### Records from a data source
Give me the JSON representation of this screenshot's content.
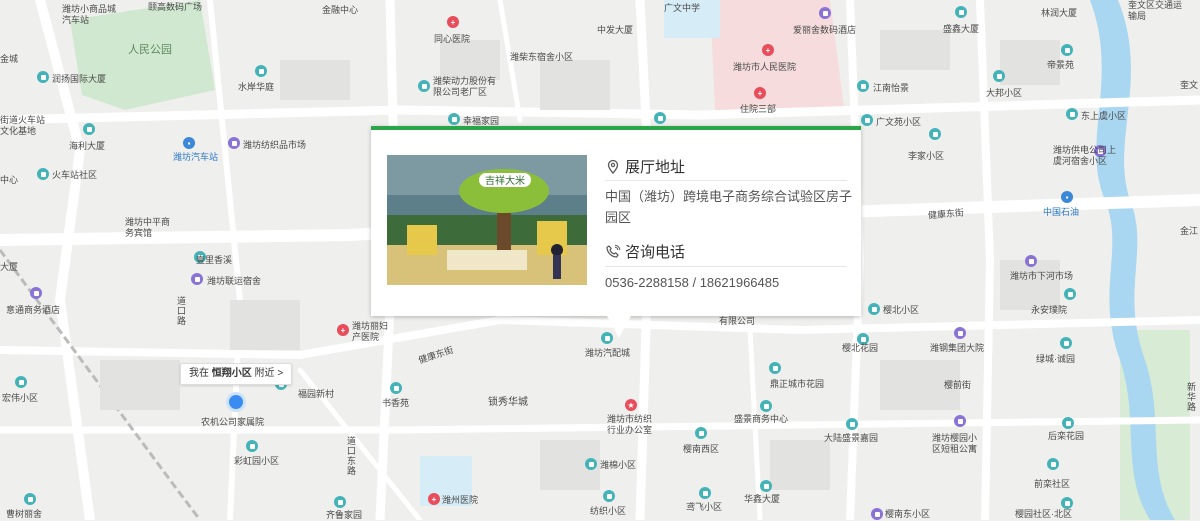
{
  "popup": {
    "address_title": "展厅地址",
    "address_text": "中国（潍坊）跨境电子商务综合试验区房子园区",
    "phone_title": "咨询电话",
    "phone_text": "0536-2288158 / 18621966485",
    "photo_sign": "吉祥大米",
    "accent_color": "#2aa648"
  },
  "nearby": {
    "prefix": "我在",
    "place": "恒翔小区",
    "suffix": "附近 >"
  },
  "map_labels": {
    "l1": "潍坊小商品城汽车站",
    "l2": "颐高数码广场",
    "l3": "金融中心",
    "l4": "同心医院",
    "l5": "潍柴东宿舍小区",
    "l6": "中发大厦",
    "l7": "广文中学",
    "l8": "爱丽舍数码酒店",
    "l9": "盛鑫大厦",
    "l10": "林润大厦",
    "l11": "奎文区交通运输局",
    "l12": "人民公园",
    "l13": "金城",
    "l14": "润扬国际大厦",
    "l15": "水岸华庭",
    "l16": "潍柴动力股份有限公司老厂区",
    "l17": "潍坊市人民医院",
    "l18": "住院三部",
    "l19": "江南怡景",
    "l20": "帝景苑",
    "l21": "大邦小区",
    "l22": "奎文",
    "l23": "街道火车站文化基地",
    "l24": "海利大厦",
    "l25": "潍坊汽车站",
    "l26": "潍坊纺织品市场",
    "l27": "幸福家园",
    "l28": "广文苑小区",
    "l29": "东上虞小区",
    "l30": "中心",
    "l31": "火车站社区",
    "l32": "李家小区",
    "l33": "潍坊供电公司上虞河宿舍小区",
    "l34": "中国石油",
    "l35": "潍坊中平商务宾馆",
    "l36": "健康东街",
    "l37": "壹里香溪",
    "l38": "潍坊联运宿舍",
    "l39": "金江",
    "l40": "大厦",
    "l41": "潍坊市下河市场",
    "l42": "道口路",
    "l43": "意通商务酒店",
    "l44": "潍坊丽妇产医院",
    "l45": "樱北小区",
    "l46": "永安璞院",
    "l47": "有限公司",
    "l48": "樱北花园",
    "l49": "潍钢集团大院",
    "l50": "绿城·诚园",
    "l51": "健康东街",
    "l52": "潍坊汽配城",
    "l53": "宏伟小区",
    "l54": "福园新村",
    "l55": "书香苑",
    "l56": "锁秀华城",
    "l57": "鼎正城市花园",
    "l58": "樱前街",
    "l59": "新华路",
    "l60": "农机公司家属院",
    "l61": "潍坊市纺织行业办公室",
    "l62": "盛景商务中心",
    "l63": "大陆盛景嘉园",
    "l64": "潍坊樱园小区短租公寓",
    "l65": "后栾花园",
    "l66": "道口东路",
    "l67": "彩虹园小区",
    "l68": "樱南西区",
    "l69": "潍棉小区",
    "l70": "前栾社区",
    "l71": "曹树丽舍",
    "l72": "潍州医院",
    "l73": "齐鲁家园",
    "l74": "纺织小区",
    "l75": "鸢飞小区",
    "l76": "华鑫大厦",
    "l77": "樱南东小区",
    "l78": "樱园社区·北区"
  }
}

### What the task requires
Make an exact copy of the data above, pictures excluded.

### Output of the task
Give me the JSON representation of this screenshot's content.
{
  "popup": {
    "address_title": "展厅地址",
    "address_text": "中国（潍坊）跨境电子商务综合试验区房子园区",
    "phone_title": "咨询电话",
    "phone_text": "0536-2288158 / 18621966485",
    "photo_sign": "吉祥大米",
    "accent_color": "#2aa648"
  },
  "nearby": {
    "prefix": "我在",
    "place": "恒翔小区",
    "suffix": "附近 >"
  },
  "map_labels": {
    "l1": "潍坊小商品城汽车站",
    "l2": "颐高数码广场",
    "l3": "金融中心",
    "l4": "同心医院",
    "l5": "潍柴东宿舍小区",
    "l6": "中发大厦",
    "l7": "广文中学",
    "l8": "爱丽舍数码酒店",
    "l9": "盛鑫大厦",
    "l10": "林润大厦",
    "l11": "奎文区交通运输局",
    "l12": "人民公园",
    "l13": "金城",
    "l14": "润扬国际大厦",
    "l15": "水岸华庭",
    "l16": "潍柴动力股份有限公司老厂区",
    "l17": "潍坊市人民医院",
    "l18": "住院三部",
    "l19": "江南怡景",
    "l20": "帝景苑",
    "l21": "大邦小区",
    "l22": "奎文",
    "l23": "街道火车站文化基地",
    "l24": "海利大厦",
    "l25": "潍坊汽车站",
    "l26": "潍坊纺织品市场",
    "l27": "幸福家园",
    "l28": "广文苑小区",
    "l29": "东上虞小区",
    "l30": "中心",
    "l31": "火车站社区",
    "l32": "李家小区",
    "l33": "潍坊供电公司上虞河宿舍小区",
    "l34": "中国石油",
    "l35": "潍坊中平商务宾馆",
    "l36": "健康东街",
    "l37": "壹里香溪",
    "l38": "潍坊联运宿舍",
    "l39": "金江",
    "l40": "大厦",
    "l41": "潍坊市下河市场",
    "l42": "道口路",
    "l43": "意通商务酒店",
    "l44": "潍坊丽妇产医院",
    "l45": "樱北小区",
    "l46": "永安璞院",
    "l47": "有限公司",
    "l48": "樱北花园",
    "l49": "潍钢集团大院",
    "l50": "绿城·诚园",
    "l51": "健康东街",
    "l52": "潍坊汽配城",
    "l53": "宏伟小区",
    "l54": "福园新村",
    "l55": "书香苑",
    "l56": "锁秀华城",
    "l57": "鼎正城市花园",
    "l58": "樱前街",
    "l59": "新华路",
    "l60": "农机公司家属院",
    "l61": "潍坊市纺织行业办公室",
    "l62": "盛景商务中心",
    "l63": "大陆盛景嘉园",
    "l64": "潍坊樱园小区短租公寓",
    "l65": "后栾花园",
    "l66": "道口东路",
    "l67": "彩虹园小区",
    "l68": "樱南西区",
    "l69": "潍棉小区",
    "l70": "前栾社区",
    "l71": "曹树丽舍",
    "l72": "潍州医院",
    "l73": "齐鲁家园",
    "l74": "纺织小区",
    "l75": "鸢飞小区",
    "l76": "华鑫大厦",
    "l77": "樱南东小区",
    "l78": "樱园社区·北区"
  }
}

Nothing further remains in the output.